## Given request
Reproduce the records below in full and word for word, excluding pictures.
▼▼▼
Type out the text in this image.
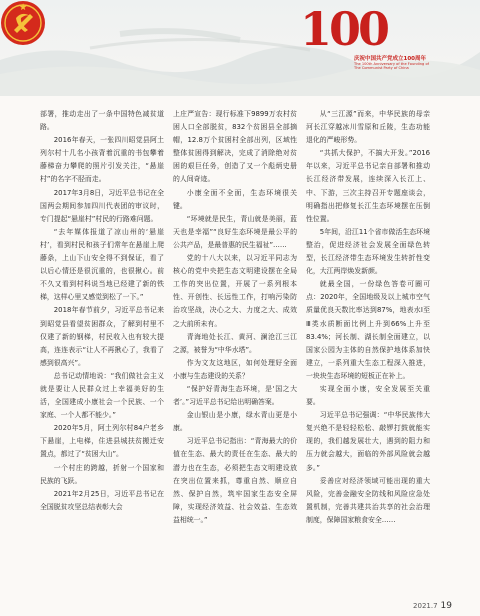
100
庆祝中国共产党成立100周年
The 100th Anniversary of the Founding of The Communist Party of China

部署，推动走出了一条中国特色减贫道路。

2016年春天，一张四川昭觉县阿土列尔村十几名小孩背着沉重的书包攀着藤梯奋力攀爬的照片引发关注，“悬崖村”的名字不胫而走。

2017年3月8日，习近平总书记在全国两会期间参加四川代表团的审议时，专门提起“悬崖村”村民的行路难问题。

“去年媒体报道了凉山州的‘悬崖村’，看到村民和孩子们常年在悬崖上爬藤条，上山下山安全得不到保证，看了以后心情还是很沉重的，也很揪心。前不久又看到村科说当地已经建了新的铁梯，这样心里又感觉到松了一下。”

2018年春节前夕，习近平总书记来到昭觉县看望贫困群众，了解到村里不仅建了新的钢梯，村民收入也有较大提高，连连表示“让人不再揪心了，我看了感到很高兴”。

总书记动情地说：“我们做社会主义就是要让人民群众过上幸福美好的生活，全国建成小康社会一个民族、一个家庭、一个人都不能少。”

2020年5月，阿土列尔村84户老乡下悬崖，上电梯，住进县城扶贫搬迁安置点，都过了“贫困大山”。

一个村庄的跨越，折射一个国家和民族的飞跃。

2021年2月25日，习近平总书记在全国脱贫攻坚总结表彰大会

上庄严宣告：现行标准下9899万农村贫困人口全部脱贫，832个贫困县全部摘帽，12.8万个贫困村全部出列，区域性整体贫困得到解决，完成了消除绝对贫困的艰巨任务，创造了又一个彪炳史册的人间奇迹。

小康全面不全面，生态环境很关键。

“环境就是民生，青山就是美丽，蓝天也是幸福”“良好生态环境是最公平的公共产品，是最普惠的民生福祉”……

党的十八大以来，以习近平同志为核心的党中央把生态文明建设摆在全局工作的突出位置，开展了一系列根本性、开创性、长远性工作，打响污染防治攻坚战，决心之大、力度之大、成效之大前所未有。

青海地处长江、黄河、澜沧江三江之源，被誉为“中华水塔”。

作为文友这地区，如何处理好全面小康与生态建设的关系？

“保护好青海生态环境，是‘国之大者’。”习近平总书记给出明确答案。

金山银山是小康，绿水青山更是小康。

习近平总书记指出：“青海最大的价值在生态、最大的责任在生态、最大的潜力也在生态，必须把生态文明建设放在突出位置来抓，尊重自然、顺应自然、保护自然，筑牢国家生态安全屏障，实现经济效益、社会效益、生态效益相统一。”

从“三江源”而来，中华民族的母亲河长江穿越冰川雪原和丘陵，生态功能退化的严峻形势。

“共抓大保护，不搞大开发。”2016年以来，习近平总书记亲自部署和推动长江经济带发展，连续深入长江上、中、下游，三次主持召开专题座谈会，明确指出把修复长江生态环境摆在压倒性位置。

5年间，沿江11个省市做活生态环境整治，促进经济社会发展全面绿色转型，长江经济带生态环境发生转折性变化，大江两岸焕发新颜。

就最全国，一份绿色答卷可圈可点：2020年，全国地级及以上城市空气质量优良天数比率达到87%，地表水Ⅰ至Ⅲ类水质断面比例上升到66%上升至83.4%；河长制、湖长制全面建立，以国家公园为主体的自然保护地体系加快建立，一系列重大生态工程深入推进，一块块生态环境的短板正在补上。

实现全面小康，安全发展至关重要。

习近平总书记强调：“中华民族伟大复兴绝不是轻轻松松、敲锣打鼓就能实现的，我们越发展壮大，遇到的阻力和压力就会越大，面临的外部风险就会越多。”

妥善应对经济领域可能出现的重大风险，完善金融安全防线和风险应急处置机制，完善共建共治共享的社会治理制度，保障国家粮食安全……

2021.7 19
▲▲▲
## Written solution
Type out the text in this image.
100
庆祝中国共产党成立100周年
The 100th Anniversary of the Founding of The Communist Party of China

部署，推动走出了一条中国特色减贫道路。

2016年春天，一张四川昭觉县阿土列尔村十几名小孩背着沉重的书包攀着藤梯奋力攀爬的照片引发关注，“悬崖村”的名字不胫而走。

2017年3月8日，习近平总书记在全国两会期间参加四川代表团的审议时，专门提起“悬崖村”村民的行路难问题。

“去年媒体报道了凉山州的‘悬崖村’，看到村民和孩子们常年在悬崖上爬藤条，上山下山安全得不到保证，看了以后心情还是很沉重的，也很揪心。前不久又看到村科说当地已经建了新的铁梯，这样心里又感觉到松了一下。”

2018年春节前夕，习近平总书记来到昭觉县看望贫困群众，了解到村里不仅建了新的钢梯，村民收入也有较大提高，连连表示“让人不再揪心了，我看了感到很高兴”。

总书记动情地说：“我们做社会主义就是要让人民群众过上幸福美好的生活，全国建成小康社会一个民族、一个家庭、一个人都不能少。”

2020年5月，阿土列尔村84户老乡下悬崖，上电梯，住进县城扶贫搬迁安置点，都过了“贫困大山”。

一个村庄的跨越，折射一个国家和民族的飞跃。

2021年2月25日，习近平总书记在全国脱贫攻坚总结表彰大会

上庄严宣告：现行标准下9899万农村贫困人口全部脱贫，832个贫困县全部摘帽，12.8万个贫困村全部出列，区域性整体贫困得到解决，完成了消除绝对贫困的艰巨任务，创造了又一个彪炳史册的人间奇迹。

小康全面不全面，生态环境很关键。

“环境就是民生，青山就是美丽，蓝天也是幸福”“良好生态环境是最公平的公共产品，是最普惠的民生福祉”……

党的十八大以来，以习近平同志为核心的党中央把生态文明建设摆在全局工作的突出位置，开展了一系列根本性、开创性、长远性工作，打响污染防治攻坚战，决心之大、力度之大、成效之大前所未有。

青海地处长江、黄河、澜沧江三江之源，被誉为“中华水塔”。

作为文友这地区，如何处理好全面小康与生态建设的关系？

“保护好青海生态环境，是‘国之大者’。”习近平总书记给出明确答案。

金山银山是小康，绿水青山更是小康。

习近平总书记指出：“青海最大的价值在生态、最大的责任在生态、最大的潜力也在生态，必须把生态文明建设放在突出位置来抓，尊重自然、顺应自然、保护自然，筑牢国家生态安全屏障，实现经济效益、社会效益、生态效益相统一。”

从“三江源”而来，中华民族的母亲河长江穿越冰川雪原和丘陵，生态功能退化的严峻形势。

“共抓大保护，不搞大开发。”2016年以来，习近平总书记亲自部署和推动长江经济带发展，连续深入长江上、中、下游，三次主持召开专题座谈会，明确指出把修复长江生态环境摆在压倒性位置。

5年间，沿江11个省市做活生态环境整治，促进经济社会发展全面绿色转型，长江经济带生态环境发生转折性变化，大江两岸焕发新颜。

就最全国，一份绿色答卷可圈可点：2020年，全国地级及以上城市空气质量优良天数比率达到87%，地表水Ⅰ至Ⅲ类水质断面比例上升到66%上升至83.4%；河长制、湖长制全面建立，以国家公园为主体的自然保护地体系加快建立，一系列重大生态工程深入推进，一块块生态环境的短板正在补上。

实现全面小康，安全发展至关重要。

习近平总书记强调：“中华民族伟大复兴绝不是轻轻松松、敲锣打鼓就能实现的，我们越发展壮大，遇到的阻力和压力就会越大，面临的外部风险就会越多。”

妥善应对经济领域可能出现的重大风险，完善金融安全防线和风险应急处置机制，完善共建共治共享的社会治理制度，保障国家粮食安全……

2021.7 19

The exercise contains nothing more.